### GIVEN PROBLEM
Provide an exact reproduction of every entry.

### INPUT MATERIAL
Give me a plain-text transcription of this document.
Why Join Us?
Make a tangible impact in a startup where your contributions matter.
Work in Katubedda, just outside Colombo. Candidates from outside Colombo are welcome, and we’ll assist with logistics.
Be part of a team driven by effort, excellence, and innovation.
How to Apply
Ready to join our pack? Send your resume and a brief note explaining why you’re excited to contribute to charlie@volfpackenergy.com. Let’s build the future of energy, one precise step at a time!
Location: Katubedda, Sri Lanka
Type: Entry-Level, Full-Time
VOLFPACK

### THE REPLY
Give me a plain-text transcription of this document.
Why Join Us?
Make a tangible impact in a startup where your contributions matter.
Work in Katubedda, just outside Colombo. Candidates from outside Colombo are welcome, and we’ll assist with logistics.
Be part of a team driven by effort, excellence, and innovation.
How to Apply
Ready to join our pack? Send your resume and a brief note explaining why you’re excited to contribute to charlie@volfpackenergy.com. Let’s build the future of energy, one precise step at a time!
Location: Katubedda, Sri Lanka
Type: Entry-Level, Full-Time
VOLFPACK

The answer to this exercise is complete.